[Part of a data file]

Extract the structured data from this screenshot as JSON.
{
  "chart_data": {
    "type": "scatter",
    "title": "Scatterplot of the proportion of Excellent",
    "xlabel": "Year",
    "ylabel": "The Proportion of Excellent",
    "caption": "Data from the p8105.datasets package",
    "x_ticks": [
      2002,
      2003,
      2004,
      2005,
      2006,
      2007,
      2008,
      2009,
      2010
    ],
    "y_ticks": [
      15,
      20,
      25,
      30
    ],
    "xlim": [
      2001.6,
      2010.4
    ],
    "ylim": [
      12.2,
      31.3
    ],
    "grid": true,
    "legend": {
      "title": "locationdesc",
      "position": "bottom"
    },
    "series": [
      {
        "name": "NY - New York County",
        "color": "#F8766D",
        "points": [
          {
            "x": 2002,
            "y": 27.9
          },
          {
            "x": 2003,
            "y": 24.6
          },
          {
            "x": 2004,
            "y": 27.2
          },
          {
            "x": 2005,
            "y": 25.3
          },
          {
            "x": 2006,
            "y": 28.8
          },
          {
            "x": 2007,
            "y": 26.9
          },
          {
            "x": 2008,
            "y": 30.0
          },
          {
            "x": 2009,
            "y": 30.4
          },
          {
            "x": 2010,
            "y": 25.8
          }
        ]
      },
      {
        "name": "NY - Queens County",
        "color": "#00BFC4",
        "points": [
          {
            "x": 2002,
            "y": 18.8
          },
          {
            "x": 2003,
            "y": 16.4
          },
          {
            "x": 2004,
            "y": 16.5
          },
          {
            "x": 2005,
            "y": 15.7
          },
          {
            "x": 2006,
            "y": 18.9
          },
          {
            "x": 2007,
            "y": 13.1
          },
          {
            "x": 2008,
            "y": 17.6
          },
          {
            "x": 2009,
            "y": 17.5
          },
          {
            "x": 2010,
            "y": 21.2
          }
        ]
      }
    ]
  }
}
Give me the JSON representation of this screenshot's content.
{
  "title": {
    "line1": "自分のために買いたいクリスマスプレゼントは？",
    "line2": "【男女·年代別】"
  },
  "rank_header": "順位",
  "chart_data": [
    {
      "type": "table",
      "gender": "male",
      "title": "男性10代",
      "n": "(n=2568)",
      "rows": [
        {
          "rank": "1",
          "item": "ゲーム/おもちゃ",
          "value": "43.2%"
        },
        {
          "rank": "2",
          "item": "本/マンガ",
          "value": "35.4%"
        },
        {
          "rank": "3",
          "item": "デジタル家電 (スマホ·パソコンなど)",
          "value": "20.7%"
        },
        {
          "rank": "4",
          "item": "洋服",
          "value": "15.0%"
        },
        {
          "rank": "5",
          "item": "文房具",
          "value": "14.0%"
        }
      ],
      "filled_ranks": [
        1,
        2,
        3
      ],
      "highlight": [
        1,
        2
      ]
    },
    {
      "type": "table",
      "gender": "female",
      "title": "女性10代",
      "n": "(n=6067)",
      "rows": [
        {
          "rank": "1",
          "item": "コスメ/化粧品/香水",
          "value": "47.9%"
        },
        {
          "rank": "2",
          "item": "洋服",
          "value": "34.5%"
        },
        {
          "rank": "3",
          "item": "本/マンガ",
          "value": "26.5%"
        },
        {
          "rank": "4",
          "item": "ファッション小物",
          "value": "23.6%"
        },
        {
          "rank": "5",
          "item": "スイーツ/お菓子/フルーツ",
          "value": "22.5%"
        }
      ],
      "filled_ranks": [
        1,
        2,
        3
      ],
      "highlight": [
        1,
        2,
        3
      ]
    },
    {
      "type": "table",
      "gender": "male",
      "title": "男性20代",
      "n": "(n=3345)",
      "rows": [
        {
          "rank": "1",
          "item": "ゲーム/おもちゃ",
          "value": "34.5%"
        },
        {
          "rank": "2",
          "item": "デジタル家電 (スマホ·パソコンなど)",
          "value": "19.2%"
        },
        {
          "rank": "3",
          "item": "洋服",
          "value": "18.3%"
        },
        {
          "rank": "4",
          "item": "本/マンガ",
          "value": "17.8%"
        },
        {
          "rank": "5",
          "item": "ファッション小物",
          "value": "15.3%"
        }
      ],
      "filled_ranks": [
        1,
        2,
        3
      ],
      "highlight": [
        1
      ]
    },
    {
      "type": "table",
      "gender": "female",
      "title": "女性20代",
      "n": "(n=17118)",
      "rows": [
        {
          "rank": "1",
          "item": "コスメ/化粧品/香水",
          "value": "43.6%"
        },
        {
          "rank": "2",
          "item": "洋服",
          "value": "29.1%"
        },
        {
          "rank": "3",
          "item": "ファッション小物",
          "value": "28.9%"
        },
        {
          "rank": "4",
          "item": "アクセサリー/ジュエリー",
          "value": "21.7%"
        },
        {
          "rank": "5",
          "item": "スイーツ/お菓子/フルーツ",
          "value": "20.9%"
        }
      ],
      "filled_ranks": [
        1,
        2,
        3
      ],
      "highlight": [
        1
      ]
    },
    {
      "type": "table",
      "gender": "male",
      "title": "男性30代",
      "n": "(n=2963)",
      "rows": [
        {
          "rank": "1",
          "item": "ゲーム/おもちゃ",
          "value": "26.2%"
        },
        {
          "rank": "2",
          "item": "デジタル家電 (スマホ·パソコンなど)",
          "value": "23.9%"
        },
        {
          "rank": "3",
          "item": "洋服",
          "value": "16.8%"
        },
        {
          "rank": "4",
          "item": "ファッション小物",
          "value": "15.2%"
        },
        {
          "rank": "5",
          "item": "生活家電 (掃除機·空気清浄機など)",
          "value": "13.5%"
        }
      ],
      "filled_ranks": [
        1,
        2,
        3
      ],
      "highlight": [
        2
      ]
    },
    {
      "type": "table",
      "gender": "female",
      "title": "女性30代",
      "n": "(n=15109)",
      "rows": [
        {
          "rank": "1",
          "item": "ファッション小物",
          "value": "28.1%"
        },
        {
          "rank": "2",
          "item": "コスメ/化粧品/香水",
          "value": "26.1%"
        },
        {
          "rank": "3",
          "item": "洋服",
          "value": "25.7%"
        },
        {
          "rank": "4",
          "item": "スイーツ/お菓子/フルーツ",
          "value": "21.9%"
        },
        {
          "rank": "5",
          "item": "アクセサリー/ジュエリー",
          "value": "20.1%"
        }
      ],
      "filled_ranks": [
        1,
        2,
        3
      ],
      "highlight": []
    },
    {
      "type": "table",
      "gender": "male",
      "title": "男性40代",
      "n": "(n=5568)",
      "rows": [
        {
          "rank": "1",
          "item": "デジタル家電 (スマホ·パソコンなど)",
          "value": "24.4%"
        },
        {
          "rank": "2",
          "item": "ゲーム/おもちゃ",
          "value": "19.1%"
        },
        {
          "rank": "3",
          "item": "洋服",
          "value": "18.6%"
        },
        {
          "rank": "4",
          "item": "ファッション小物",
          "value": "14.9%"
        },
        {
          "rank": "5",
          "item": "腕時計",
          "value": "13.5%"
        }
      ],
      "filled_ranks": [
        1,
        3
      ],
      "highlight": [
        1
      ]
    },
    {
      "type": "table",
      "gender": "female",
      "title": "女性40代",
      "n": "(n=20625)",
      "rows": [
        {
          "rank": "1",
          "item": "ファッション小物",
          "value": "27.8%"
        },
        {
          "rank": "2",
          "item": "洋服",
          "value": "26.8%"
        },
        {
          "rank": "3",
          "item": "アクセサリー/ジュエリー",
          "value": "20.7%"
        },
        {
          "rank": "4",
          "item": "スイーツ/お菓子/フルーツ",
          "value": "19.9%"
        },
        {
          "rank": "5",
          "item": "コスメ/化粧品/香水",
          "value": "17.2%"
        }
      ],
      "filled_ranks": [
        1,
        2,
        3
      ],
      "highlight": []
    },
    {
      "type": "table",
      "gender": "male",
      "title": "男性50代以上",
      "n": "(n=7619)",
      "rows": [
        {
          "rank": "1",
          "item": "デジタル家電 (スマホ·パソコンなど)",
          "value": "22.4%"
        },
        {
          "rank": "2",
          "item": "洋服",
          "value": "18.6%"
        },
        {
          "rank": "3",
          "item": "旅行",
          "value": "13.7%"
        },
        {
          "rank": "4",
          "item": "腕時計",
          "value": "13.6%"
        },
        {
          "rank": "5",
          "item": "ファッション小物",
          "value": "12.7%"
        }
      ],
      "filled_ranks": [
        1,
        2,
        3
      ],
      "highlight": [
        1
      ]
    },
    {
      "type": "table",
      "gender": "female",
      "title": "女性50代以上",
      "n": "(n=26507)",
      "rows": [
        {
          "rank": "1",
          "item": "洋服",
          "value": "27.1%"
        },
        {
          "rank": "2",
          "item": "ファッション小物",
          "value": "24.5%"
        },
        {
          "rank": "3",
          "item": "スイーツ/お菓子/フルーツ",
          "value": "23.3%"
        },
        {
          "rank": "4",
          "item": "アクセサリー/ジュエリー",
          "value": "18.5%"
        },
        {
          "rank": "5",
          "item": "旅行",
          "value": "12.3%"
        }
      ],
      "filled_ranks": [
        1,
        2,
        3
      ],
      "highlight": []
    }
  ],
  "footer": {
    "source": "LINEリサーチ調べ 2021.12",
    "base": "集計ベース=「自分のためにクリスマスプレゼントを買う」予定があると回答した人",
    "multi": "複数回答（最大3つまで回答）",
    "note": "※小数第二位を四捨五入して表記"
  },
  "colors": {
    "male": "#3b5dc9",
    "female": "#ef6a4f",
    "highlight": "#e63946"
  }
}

__Your instructions__
Using the records above, list each line that includes "name".

__Response to the task__
        "name": "NY - New York County",
        "name": "NY - Queens County",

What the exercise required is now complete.